▶ Set problem: Give back the full listing, character for character, with no pictures.

▶ Records to process:
◆ ◆ ◆

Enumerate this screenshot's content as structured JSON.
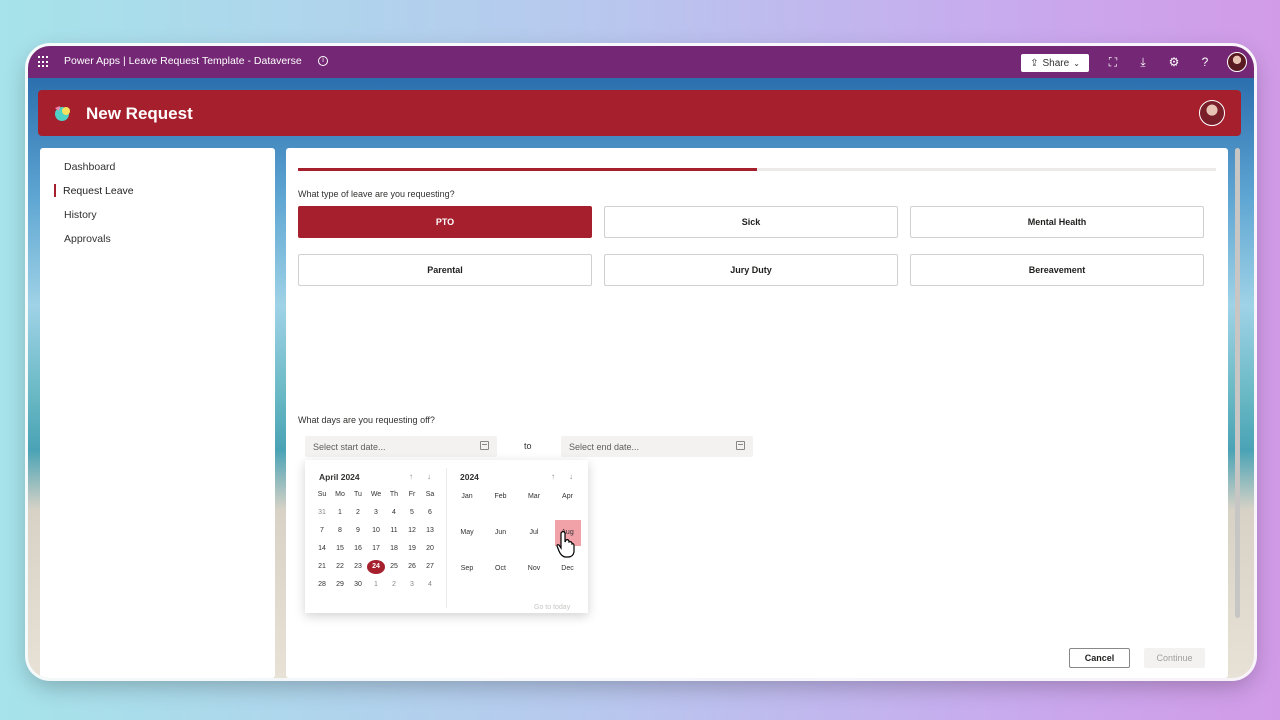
{
  "topbar": {
    "title": "Power Apps  |  Leave Request Template - Dataverse",
    "share_label": "Share",
    "icons": [
      "waffle-icon",
      "info-icon",
      "fullscreen-icon",
      "download-icon",
      "gear-icon",
      "help-icon"
    ],
    "help_glyph": "?"
  },
  "header": {
    "title": "New Request",
    "brand_color": "#a51f2d"
  },
  "sidebar": {
    "items": [
      {
        "label": "Dashboard"
      },
      {
        "label": "Request Leave",
        "active": true
      },
      {
        "label": "History"
      },
      {
        "label": "Approvals"
      }
    ]
  },
  "form": {
    "progress": 0.5,
    "leave_question": "What type of leave are you requesting?",
    "leave_types": [
      {
        "label": "PTO",
        "selected": true
      },
      {
        "label": "Sick"
      },
      {
        "label": "Mental Health"
      },
      {
        "label": "Parental"
      },
      {
        "label": "Jury Duty"
      },
      {
        "label": "Bereavement"
      }
    ],
    "days_question": "What days are you requesting off?",
    "start_placeholder": "Select start date...",
    "to_label": "to",
    "end_placeholder": "Select end date..."
  },
  "calendar": {
    "month_label": "April 2024",
    "weekdays": [
      "Su",
      "Mo",
      "Tu",
      "We",
      "Th",
      "Fr",
      "Sa"
    ],
    "weeks": [
      [
        "31",
        "1",
        "2",
        "3",
        "4",
        "5",
        "6"
      ],
      [
        "7",
        "8",
        "9",
        "10",
        "11",
        "12",
        "13"
      ],
      [
        "14",
        "15",
        "16",
        "17",
        "18",
        "19",
        "20"
      ],
      [
        "21",
        "22",
        "23",
        "24",
        "25",
        "26",
        "27"
      ],
      [
        "28",
        "29",
        "30",
        "1",
        "2",
        "3",
        "4"
      ]
    ],
    "today": "24",
    "year_label": "2024",
    "months": [
      "Jan",
      "Feb",
      "Mar",
      "Apr",
      "May",
      "Jun",
      "Jul",
      "Aug",
      "Sep",
      "Oct",
      "Nov",
      "Dec"
    ],
    "hovered_month": "Aug",
    "go_to_today": "Go to today",
    "up_arrow": "↑",
    "down_arrow": "↓"
  },
  "actions": {
    "cancel_label": "Cancel",
    "continue_label": "Continue"
  }
}
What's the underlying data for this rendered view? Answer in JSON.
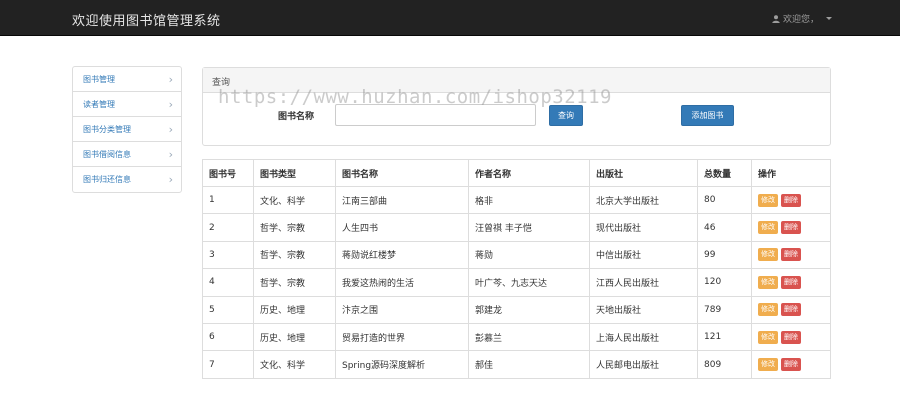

◆ ◆ ◆

▶ Response:
Enumerate this screenshot's content as structured JSON.
{
  "topbar": {
    "title": "Power Apps  |  Leave Request Template - Dataverse",
    "share_label": "Share",
    "icons": [
      "waffle-icon",
      "info-icon",
      "fullscreen-icon",
      "download-icon",
      "gear-icon",
      "help-icon"
    ],
    "help_glyph": "?"
  },
  "header": {
    "title": "New Request",
    "brand_color": "#a51f2d"
  },
  "sidebar": {
    "items": [
      {
        "label": "Dashboard"
      },
      {
        "label": "Request Leave",
        "active": true
      },
      {
        "label": "History"
      },
      {
        "label": "Approvals"
      }
    ]
  },
  "form": {
    "progress": 0.5,
    "leave_question": "What type of leave are you requesting?",
    "leave_types": [
      {
        "label": "PTO",
        "selected": true
      },
      {
        "label": "Sick"
      },
      {
        "label": "Mental Health"
      },
      {
        "label": "Parental"
      },
      {
        "label": "Jury Duty"
      },
      {
        "label": "Bereavement"
      }
    ],
    "days_question": "What days are you requesting off?",
    "start_placeholder": "Select start date...",
    "to_label": "to",
    "end_placeholder": "Select end date..."
  },
  "calendar": {
    "month_label": "April 2024",
    "weekdays": [
      "Su",
      "Mo",
      "Tu",
      "We",
      "Th",
      "Fr",
      "Sa"
    ],
    "weeks": [
      [
        "31",
        "1",
        "2",
        "3",
        "4",
        "5",
        "6"
      ],
      [
        "7",
        "8",
        "9",
        "10",
        "11",
        "12",
        "13"
      ],
      [
        "14",
        "15",
        "16",
        "17",
        "18",
        "19",
        "20"
      ],
      [
        "21",
        "22",
        "23",
        "24",
        "25",
        "26",
        "27"
      ],
      [
        "28",
        "29",
        "30",
        "1",
        "2",
        "3",
        "4"
      ]
    ],
    "today": "24",
    "year_label": "2024",
    "months": [
      "Jan",
      "Feb",
      "Mar",
      "Apr",
      "May",
      "Jun",
      "Jul",
      "Aug",
      "Sep",
      "Oct",
      "Nov",
      "Dec"
    ],
    "hovered_month": "Aug",
    "go_to_today": "Go to today",
    "up_arrow": "↑",
    "down_arrow": "↓"
  },
  "actions": {
    "cancel_label": "Cancel",
    "continue_label": "Continue"
  }
}
What's the underlying data for this rendered view? Answer in JSON.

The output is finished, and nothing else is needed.